*Task directions:* Pictures stay out of the copy; restate everything else in the material exactly.

— START Dataset entries —

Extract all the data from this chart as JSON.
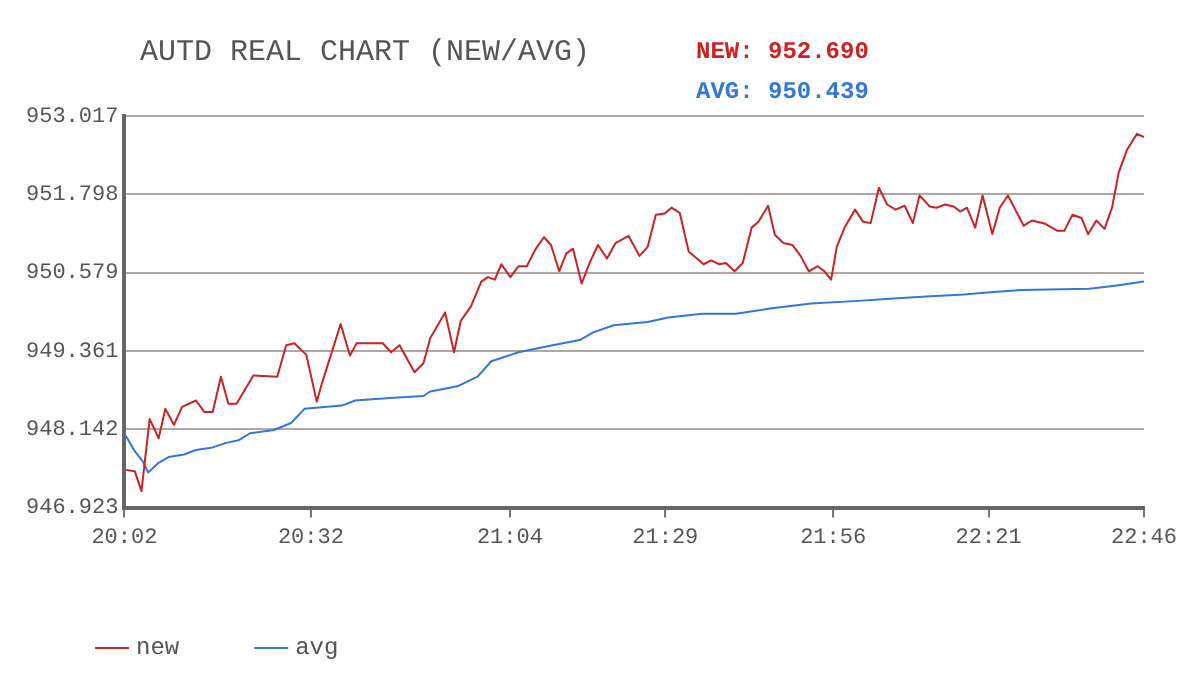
{
  "chart_data": {
    "type": "line",
    "title": "AUTD REAL CHART (NEW/AVG)",
    "annotations": [
      "NEW: 952.690",
      "AVG: 950.439"
    ],
    "xlim": [
      20.0333,
      22.7667
    ],
    "xticks": [
      {
        "value": 20.0333,
        "label": "20:02"
      },
      {
        "value": 20.5333,
        "label": "20:32"
      },
      {
        "value": 21.0667,
        "label": "21:04"
      },
      {
        "value": 21.4833,
        "label": "21:29"
      },
      {
        "value": 21.9333,
        "label": "21:56"
      },
      {
        "value": 22.35,
        "label": "22:21"
      },
      {
        "value": 22.7667,
        "label": "22:46"
      }
    ],
    "ylim": [
      946.923,
      953.017
    ],
    "yticks": [
      946.923,
      948.142,
      949.361,
      950.579,
      951.798,
      953.017
    ],
    "grid": "y",
    "legend": "bottom left",
    "marker": "none",
    "line_style": "solid",
    "series": [
      {
        "name": "new",
        "color": "#cc2222",
        "x": [
          20.037,
          20.061,
          20.079,
          20.088,
          20.101,
          20.115,
          20.125,
          20.143,
          20.166,
          20.188,
          20.225,
          20.248,
          20.27,
          20.292,
          20.312,
          20.334,
          20.379,
          20.443,
          20.467,
          20.489,
          20.521,
          20.549,
          20.562,
          20.613,
          20.638,
          20.656,
          20.726,
          20.748,
          20.771,
          20.811,
          20.835,
          20.853,
          20.893,
          20.917,
          20.935,
          20.962,
          20.99,
          21.008,
          21.026,
          21.044,
          21.068,
          21.09,
          21.112,
          21.136,
          21.158,
          21.177,
          21.199,
          21.218,
          21.236,
          21.259,
          21.281,
          21.303,
          21.327,
          21.35,
          21.385,
          21.414,
          21.436,
          21.458,
          21.482,
          21.5,
          21.522,
          21.546,
          21.586,
          21.606,
          21.628,
          21.646,
          21.669,
          21.691,
          21.715,
          21.733,
          21.759,
          21.777,
          21.8,
          21.824,
          21.846,
          21.868,
          21.892,
          21.91,
          21.928,
          21.943,
          21.964,
          21.992,
          22.014,
          22.034,
          22.056,
          22.078,
          22.101,
          22.125,
          22.147,
          22.165,
          22.192,
          22.21,
          22.234,
          22.256,
          22.274,
          22.292,
          22.314,
          22.334,
          22.36,
          22.38,
          22.402,
          22.444,
          22.466,
          22.502,
          22.535,
          22.553,
          22.575,
          22.599,
          22.617,
          22.639,
          22.661,
          22.681,
          22.699,
          22.721,
          22.748,
          22.7667
        ],
        "values": [
          947.51,
          947.49,
          947.18,
          947.64,
          948.3,
          948.13,
          948.0,
          948.46,
          948.21,
          948.49,
          948.59,
          948.41,
          948.41,
          948.96,
          948.54,
          948.54,
          948.98,
          948.96,
          949.45,
          949.48,
          949.3,
          948.57,
          948.84,
          949.78,
          949.29,
          949.48,
          949.48,
          949.34,
          949.45,
          949.03,
          949.17,
          949.56,
          949.96,
          949.34,
          949.83,
          950.05,
          950.44,
          950.51,
          950.47,
          950.71,
          950.51,
          950.68,
          950.68,
          950.95,
          951.13,
          951.01,
          950.6,
          950.88,
          950.95,
          950.41,
          950.74,
          951.01,
          950.8,
          951.04,
          951.15,
          950.84,
          950.98,
          951.48,
          951.5,
          951.59,
          951.51,
          950.91,
          950.71,
          950.77,
          950.71,
          950.73,
          950.6,
          950.73,
          951.28,
          951.37,
          951.62,
          951.17,
          951.04,
          951.01,
          950.84,
          950.6,
          950.68,
          950.6,
          950.47,
          950.98,
          951.28,
          951.56,
          951.37,
          951.35,
          951.9,
          951.64,
          951.56,
          951.62,
          951.35,
          951.78,
          951.61,
          951.59,
          951.64,
          951.61,
          951.53,
          951.59,
          951.28,
          951.78,
          951.18,
          951.59,
          951.78,
          951.31,
          951.39,
          951.34,
          951.23,
          951.23,
          951.48,
          951.43,
          951.18,
          951.39,
          951.26,
          951.59,
          952.14,
          952.49,
          952.74,
          952.69
        ]
      },
      {
        "name": "avg",
        "color": "#3377dd",
        "x": [
          20.037,
          20.061,
          20.083,
          20.097,
          20.125,
          20.152,
          20.193,
          20.225,
          20.27,
          20.306,
          20.339,
          20.37,
          20.434,
          20.48,
          20.516,
          20.616,
          20.652,
          20.744,
          20.835,
          20.853,
          20.926,
          20.98,
          21.017,
          21.09,
          21.181,
          21.254,
          21.29,
          21.345,
          21.436,
          21.491,
          21.582,
          21.673,
          21.764,
          21.874,
          22.001,
          22.074,
          22.183,
          22.284,
          22.347,
          22.438,
          22.62,
          22.694,
          22.7667
        ],
        "values": [
          948.04,
          947.8,
          947.64,
          947.47,
          947.62,
          947.71,
          947.75,
          947.82,
          947.86,
          947.93,
          947.97,
          948.08,
          948.13,
          948.24,
          948.46,
          948.51,
          948.59,
          948.63,
          948.66,
          948.73,
          948.81,
          948.96,
          949.2,
          949.34,
          949.45,
          949.53,
          949.65,
          949.76,
          949.81,
          949.88,
          949.94,
          949.94,
          950.02,
          950.1,
          950.14,
          950.17,
          950.21,
          950.24,
          950.27,
          950.31,
          950.33,
          950.38,
          950.44
        ]
      }
    ]
  }
}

— END Dataset entries —

*Completed exercise:*
Extract all the data from this chart as JSON.
{
  "chart_data": {
    "type": "line",
    "title": "AUTD REAL CHART (NEW/AVG)",
    "annotations": [
      "NEW: 952.690",
      "AVG: 950.439"
    ],
    "xlim": [
      20.0333,
      22.7667
    ],
    "xticks": [
      {
        "value": 20.0333,
        "label": "20:02"
      },
      {
        "value": 20.5333,
        "label": "20:32"
      },
      {
        "value": 21.0667,
        "label": "21:04"
      },
      {
        "value": 21.4833,
        "label": "21:29"
      },
      {
        "value": 21.9333,
        "label": "21:56"
      },
      {
        "value": 22.35,
        "label": "22:21"
      },
      {
        "value": 22.7667,
        "label": "22:46"
      }
    ],
    "ylim": [
      946.923,
      953.017
    ],
    "yticks": [
      946.923,
      948.142,
      949.361,
      950.579,
      951.798,
      953.017
    ],
    "grid": "y",
    "legend": "bottom left",
    "marker": "none",
    "line_style": "solid",
    "series": [
      {
        "name": "new",
        "color": "#cc2222",
        "x": [
          20.037,
          20.061,
          20.079,
          20.088,
          20.101,
          20.115,
          20.125,
          20.143,
          20.166,
          20.188,
          20.225,
          20.248,
          20.27,
          20.292,
          20.312,
          20.334,
          20.379,
          20.443,
          20.467,
          20.489,
          20.521,
          20.549,
          20.562,
          20.613,
          20.638,
          20.656,
          20.726,
          20.748,
          20.771,
          20.811,
          20.835,
          20.853,
          20.893,
          20.917,
          20.935,
          20.962,
          20.99,
          21.008,
          21.026,
          21.044,
          21.068,
          21.09,
          21.112,
          21.136,
          21.158,
          21.177,
          21.199,
          21.218,
          21.236,
          21.259,
          21.281,
          21.303,
          21.327,
          21.35,
          21.385,
          21.414,
          21.436,
          21.458,
          21.482,
          21.5,
          21.522,
          21.546,
          21.586,
          21.606,
          21.628,
          21.646,
          21.669,
          21.691,
          21.715,
          21.733,
          21.759,
          21.777,
          21.8,
          21.824,
          21.846,
          21.868,
          21.892,
          21.91,
          21.928,
          21.943,
          21.964,
          21.992,
          22.014,
          22.034,
          22.056,
          22.078,
          22.101,
          22.125,
          22.147,
          22.165,
          22.192,
          22.21,
          22.234,
          22.256,
          22.274,
          22.292,
          22.314,
          22.334,
          22.36,
          22.38,
          22.402,
          22.444,
          22.466,
          22.502,
          22.535,
          22.553,
          22.575,
          22.599,
          22.617,
          22.639,
          22.661,
          22.681,
          22.699,
          22.721,
          22.748,
          22.7667
        ],
        "values": [
          947.51,
          947.49,
          947.18,
          947.64,
          948.3,
          948.13,
          948.0,
          948.46,
          948.21,
          948.49,
          948.59,
          948.41,
          948.41,
          948.96,
          948.54,
          948.54,
          948.98,
          948.96,
          949.45,
          949.48,
          949.3,
          948.57,
          948.84,
          949.78,
          949.29,
          949.48,
          949.48,
          949.34,
          949.45,
          949.03,
          949.17,
          949.56,
          949.96,
          949.34,
          949.83,
          950.05,
          950.44,
          950.51,
          950.47,
          950.71,
          950.51,
          950.68,
          950.68,
          950.95,
          951.13,
          951.01,
          950.6,
          950.88,
          950.95,
          950.41,
          950.74,
          951.01,
          950.8,
          951.04,
          951.15,
          950.84,
          950.98,
          951.48,
          951.5,
          951.59,
          951.51,
          950.91,
          950.71,
          950.77,
          950.71,
          950.73,
          950.6,
          950.73,
          951.28,
          951.37,
          951.62,
          951.17,
          951.04,
          951.01,
          950.84,
          950.6,
          950.68,
          950.6,
          950.47,
          950.98,
          951.28,
          951.56,
          951.37,
          951.35,
          951.9,
          951.64,
          951.56,
          951.62,
          951.35,
          951.78,
          951.61,
          951.59,
          951.64,
          951.61,
          951.53,
          951.59,
          951.28,
          951.78,
          951.18,
          951.59,
          951.78,
          951.31,
          951.39,
          951.34,
          951.23,
          951.23,
          951.48,
          951.43,
          951.18,
          951.39,
          951.26,
          951.59,
          952.14,
          952.49,
          952.74,
          952.69
        ]
      },
      {
        "name": "avg",
        "color": "#3377dd",
        "x": [
          20.037,
          20.061,
          20.083,
          20.097,
          20.125,
          20.152,
          20.193,
          20.225,
          20.27,
          20.306,
          20.339,
          20.37,
          20.434,
          20.48,
          20.516,
          20.616,
          20.652,
          20.744,
          20.835,
          20.853,
          20.926,
          20.98,
          21.017,
          21.09,
          21.181,
          21.254,
          21.29,
          21.345,
          21.436,
          21.491,
          21.582,
          21.673,
          21.764,
          21.874,
          22.001,
          22.074,
          22.183,
          22.284,
          22.347,
          22.438,
          22.62,
          22.694,
          22.7667
        ],
        "values": [
          948.04,
          947.8,
          947.64,
          947.47,
          947.62,
          947.71,
          947.75,
          947.82,
          947.86,
          947.93,
          947.97,
          948.08,
          948.13,
          948.24,
          948.46,
          948.51,
          948.59,
          948.63,
          948.66,
          948.73,
          948.81,
          948.96,
          949.2,
          949.34,
          949.45,
          949.53,
          949.65,
          949.76,
          949.81,
          949.88,
          949.94,
          949.94,
          950.02,
          950.1,
          950.14,
          950.17,
          950.21,
          950.24,
          950.27,
          950.31,
          950.33,
          950.38,
          950.44
        ]
      }
    ]
  }
}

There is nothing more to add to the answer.